▶ _Exercise requirements_:
From the line containing "Type out the text in this image." through the last line of the entries below, repeat each line word for word and leave out the rest.

* * * * *

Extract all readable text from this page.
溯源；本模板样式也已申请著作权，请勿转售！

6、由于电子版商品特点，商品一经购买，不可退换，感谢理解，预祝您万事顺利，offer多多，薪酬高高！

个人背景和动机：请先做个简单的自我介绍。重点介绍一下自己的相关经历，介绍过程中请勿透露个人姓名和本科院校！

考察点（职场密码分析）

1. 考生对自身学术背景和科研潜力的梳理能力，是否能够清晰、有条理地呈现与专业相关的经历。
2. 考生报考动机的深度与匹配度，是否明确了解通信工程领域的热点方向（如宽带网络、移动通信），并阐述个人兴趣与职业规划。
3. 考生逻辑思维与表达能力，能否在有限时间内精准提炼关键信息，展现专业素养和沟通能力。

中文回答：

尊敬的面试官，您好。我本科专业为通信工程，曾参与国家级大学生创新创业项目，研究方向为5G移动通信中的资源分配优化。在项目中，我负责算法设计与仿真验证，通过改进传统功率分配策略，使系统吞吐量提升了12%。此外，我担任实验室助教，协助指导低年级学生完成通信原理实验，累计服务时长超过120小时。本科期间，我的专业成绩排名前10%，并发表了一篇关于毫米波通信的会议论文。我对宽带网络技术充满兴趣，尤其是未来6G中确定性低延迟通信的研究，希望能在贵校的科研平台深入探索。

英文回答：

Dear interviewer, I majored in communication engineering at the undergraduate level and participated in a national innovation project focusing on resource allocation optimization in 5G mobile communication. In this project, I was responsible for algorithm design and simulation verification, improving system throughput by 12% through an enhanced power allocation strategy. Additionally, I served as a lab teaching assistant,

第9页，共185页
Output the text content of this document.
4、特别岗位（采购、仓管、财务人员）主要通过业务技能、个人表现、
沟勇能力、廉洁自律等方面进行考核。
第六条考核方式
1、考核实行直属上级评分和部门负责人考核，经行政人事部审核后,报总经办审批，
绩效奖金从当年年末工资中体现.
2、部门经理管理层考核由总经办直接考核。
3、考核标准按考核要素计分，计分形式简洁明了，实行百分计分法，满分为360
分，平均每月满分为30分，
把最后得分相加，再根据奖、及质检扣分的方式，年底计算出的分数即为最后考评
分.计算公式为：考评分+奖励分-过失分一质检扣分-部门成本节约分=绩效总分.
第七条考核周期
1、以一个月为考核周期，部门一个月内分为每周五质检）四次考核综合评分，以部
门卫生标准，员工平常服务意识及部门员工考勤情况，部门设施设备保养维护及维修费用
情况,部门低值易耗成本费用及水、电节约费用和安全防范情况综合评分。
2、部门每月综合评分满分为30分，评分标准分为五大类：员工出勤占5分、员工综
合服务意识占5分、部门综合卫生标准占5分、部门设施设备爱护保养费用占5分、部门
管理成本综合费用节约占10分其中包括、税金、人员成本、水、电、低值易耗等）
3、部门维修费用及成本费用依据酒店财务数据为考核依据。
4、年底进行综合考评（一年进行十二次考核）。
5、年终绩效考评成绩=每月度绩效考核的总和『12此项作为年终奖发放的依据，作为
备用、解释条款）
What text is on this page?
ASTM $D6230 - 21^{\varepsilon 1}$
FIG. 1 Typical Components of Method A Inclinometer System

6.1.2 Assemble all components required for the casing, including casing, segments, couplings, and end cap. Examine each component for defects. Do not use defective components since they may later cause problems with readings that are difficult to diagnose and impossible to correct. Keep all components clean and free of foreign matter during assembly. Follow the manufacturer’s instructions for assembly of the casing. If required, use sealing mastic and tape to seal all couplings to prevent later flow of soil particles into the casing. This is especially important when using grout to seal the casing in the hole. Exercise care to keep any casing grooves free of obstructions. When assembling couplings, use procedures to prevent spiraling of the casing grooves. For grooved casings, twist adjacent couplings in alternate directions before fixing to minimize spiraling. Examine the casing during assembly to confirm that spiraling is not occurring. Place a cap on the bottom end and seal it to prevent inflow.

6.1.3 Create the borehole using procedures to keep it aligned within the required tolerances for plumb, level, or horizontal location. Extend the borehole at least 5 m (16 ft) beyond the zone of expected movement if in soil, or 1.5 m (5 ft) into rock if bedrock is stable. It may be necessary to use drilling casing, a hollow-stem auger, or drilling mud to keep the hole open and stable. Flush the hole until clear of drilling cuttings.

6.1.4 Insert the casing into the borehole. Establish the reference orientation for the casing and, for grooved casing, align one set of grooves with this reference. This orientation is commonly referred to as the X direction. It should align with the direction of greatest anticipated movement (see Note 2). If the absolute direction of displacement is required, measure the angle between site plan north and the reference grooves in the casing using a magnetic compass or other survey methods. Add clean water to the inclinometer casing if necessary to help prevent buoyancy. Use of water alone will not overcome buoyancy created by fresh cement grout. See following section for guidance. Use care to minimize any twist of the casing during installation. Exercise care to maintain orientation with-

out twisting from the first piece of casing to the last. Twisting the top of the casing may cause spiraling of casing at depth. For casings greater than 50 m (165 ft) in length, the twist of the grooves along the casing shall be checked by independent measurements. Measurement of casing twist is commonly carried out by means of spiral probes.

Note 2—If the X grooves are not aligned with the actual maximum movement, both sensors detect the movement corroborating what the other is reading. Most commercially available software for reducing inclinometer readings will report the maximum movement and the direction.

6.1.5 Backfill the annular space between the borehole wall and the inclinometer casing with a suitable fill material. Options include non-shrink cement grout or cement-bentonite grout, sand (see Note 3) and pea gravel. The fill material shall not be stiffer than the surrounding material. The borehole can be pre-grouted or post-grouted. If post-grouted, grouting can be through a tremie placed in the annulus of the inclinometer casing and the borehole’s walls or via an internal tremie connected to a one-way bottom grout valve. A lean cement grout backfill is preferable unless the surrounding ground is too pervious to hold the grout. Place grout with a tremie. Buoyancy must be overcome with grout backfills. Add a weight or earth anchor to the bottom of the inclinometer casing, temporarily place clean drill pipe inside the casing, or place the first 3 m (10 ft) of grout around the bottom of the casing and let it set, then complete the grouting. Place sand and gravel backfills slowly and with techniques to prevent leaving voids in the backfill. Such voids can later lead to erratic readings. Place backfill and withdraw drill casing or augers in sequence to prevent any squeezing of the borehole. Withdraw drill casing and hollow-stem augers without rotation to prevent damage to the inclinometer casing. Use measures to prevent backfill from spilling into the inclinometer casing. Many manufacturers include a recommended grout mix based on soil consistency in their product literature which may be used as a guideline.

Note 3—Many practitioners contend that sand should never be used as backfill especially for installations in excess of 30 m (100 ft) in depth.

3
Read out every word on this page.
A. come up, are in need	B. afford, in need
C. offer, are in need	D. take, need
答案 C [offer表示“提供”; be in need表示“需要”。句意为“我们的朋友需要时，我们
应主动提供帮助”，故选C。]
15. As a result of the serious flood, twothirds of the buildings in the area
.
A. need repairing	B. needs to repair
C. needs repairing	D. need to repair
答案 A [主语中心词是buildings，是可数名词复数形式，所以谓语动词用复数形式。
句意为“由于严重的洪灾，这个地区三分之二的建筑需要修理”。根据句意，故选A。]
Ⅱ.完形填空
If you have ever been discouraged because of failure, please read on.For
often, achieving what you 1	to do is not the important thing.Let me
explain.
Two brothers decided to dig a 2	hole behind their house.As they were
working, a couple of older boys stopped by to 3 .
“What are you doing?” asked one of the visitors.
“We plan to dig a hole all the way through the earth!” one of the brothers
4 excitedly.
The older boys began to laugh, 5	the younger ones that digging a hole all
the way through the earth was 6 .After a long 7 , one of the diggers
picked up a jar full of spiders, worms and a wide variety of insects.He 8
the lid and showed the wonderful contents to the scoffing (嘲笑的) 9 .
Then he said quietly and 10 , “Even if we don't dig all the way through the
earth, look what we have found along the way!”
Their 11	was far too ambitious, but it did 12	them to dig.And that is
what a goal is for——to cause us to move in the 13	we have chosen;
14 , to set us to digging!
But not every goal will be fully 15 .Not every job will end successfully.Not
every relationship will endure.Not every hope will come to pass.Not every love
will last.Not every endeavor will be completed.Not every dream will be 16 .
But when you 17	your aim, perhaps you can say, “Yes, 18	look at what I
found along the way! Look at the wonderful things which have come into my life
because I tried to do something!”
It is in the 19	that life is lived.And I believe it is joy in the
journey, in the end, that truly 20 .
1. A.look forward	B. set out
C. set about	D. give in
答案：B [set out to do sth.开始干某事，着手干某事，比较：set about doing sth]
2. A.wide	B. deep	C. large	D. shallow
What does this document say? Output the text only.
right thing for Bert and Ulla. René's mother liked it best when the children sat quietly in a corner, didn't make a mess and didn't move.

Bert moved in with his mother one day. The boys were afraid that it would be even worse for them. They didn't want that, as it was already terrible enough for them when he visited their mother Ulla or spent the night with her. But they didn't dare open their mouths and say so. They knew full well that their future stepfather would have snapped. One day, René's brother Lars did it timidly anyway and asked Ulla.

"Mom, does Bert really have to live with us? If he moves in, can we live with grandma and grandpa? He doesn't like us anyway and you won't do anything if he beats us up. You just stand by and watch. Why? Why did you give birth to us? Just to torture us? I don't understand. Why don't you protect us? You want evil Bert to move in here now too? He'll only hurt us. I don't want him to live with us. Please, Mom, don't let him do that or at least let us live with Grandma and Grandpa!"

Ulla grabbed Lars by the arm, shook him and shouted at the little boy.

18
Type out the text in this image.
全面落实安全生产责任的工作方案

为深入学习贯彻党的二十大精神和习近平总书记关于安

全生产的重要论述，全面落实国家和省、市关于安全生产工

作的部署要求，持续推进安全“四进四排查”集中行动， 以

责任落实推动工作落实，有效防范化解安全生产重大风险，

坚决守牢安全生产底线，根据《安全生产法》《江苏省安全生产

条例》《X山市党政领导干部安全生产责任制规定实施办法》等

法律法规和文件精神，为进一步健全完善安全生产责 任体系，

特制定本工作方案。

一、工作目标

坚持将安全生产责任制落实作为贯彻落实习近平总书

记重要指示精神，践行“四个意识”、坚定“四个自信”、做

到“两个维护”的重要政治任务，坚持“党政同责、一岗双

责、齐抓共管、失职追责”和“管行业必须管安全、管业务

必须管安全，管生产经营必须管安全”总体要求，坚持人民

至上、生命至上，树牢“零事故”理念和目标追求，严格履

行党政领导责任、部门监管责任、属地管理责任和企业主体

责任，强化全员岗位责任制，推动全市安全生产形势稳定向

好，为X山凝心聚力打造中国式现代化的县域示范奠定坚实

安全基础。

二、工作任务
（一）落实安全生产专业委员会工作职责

* * * * *

▶ _Task result_:
Type out the text in this image.
全面落实安全生产责任的工作方案

为深入学习贯彻党的二十大精神和习近平总书记关于安

全生产的重要论述，全面落实国家和省、市关于安全生产工

作的部署要求，持续推进安全“四进四排查”集中行动， 以

责任落实推动工作落实，有效防范化解安全生产重大风险，

坚决守牢安全生产底线，根据《安全生产法》《江苏省安全生产

条例》《X山市党政领导干部安全生产责任制规定实施办法》等

法律法规和文件精神，为进一步健全完善安全生产责 任体系，

特制定本工作方案。

一、工作目标

坚持将安全生产责任制落实作为贯彻落实习近平总书

记重要指示精神，践行“四个意识”、坚定“四个自信”、做

到“两个维护”的重要政治任务，坚持“党政同责、一岗双

责、齐抓共管、失职追责”和“管行业必须管安全、管业务

必须管安全，管生产经营必须管安全”总体要求，坚持人民

至上、生命至上，树牢“零事故”理念和目标追求，严格履

行党政领导责任、部门监管责任、属地管理责任和企业主体

责任，强化全员岗位责任制，推动全市安全生产形势稳定向

好，为X山凝心聚力打造中国式现代化的县域示范奠定坚实

安全基础。

二、工作任务
（一）落实安全生产专业委员会工作职责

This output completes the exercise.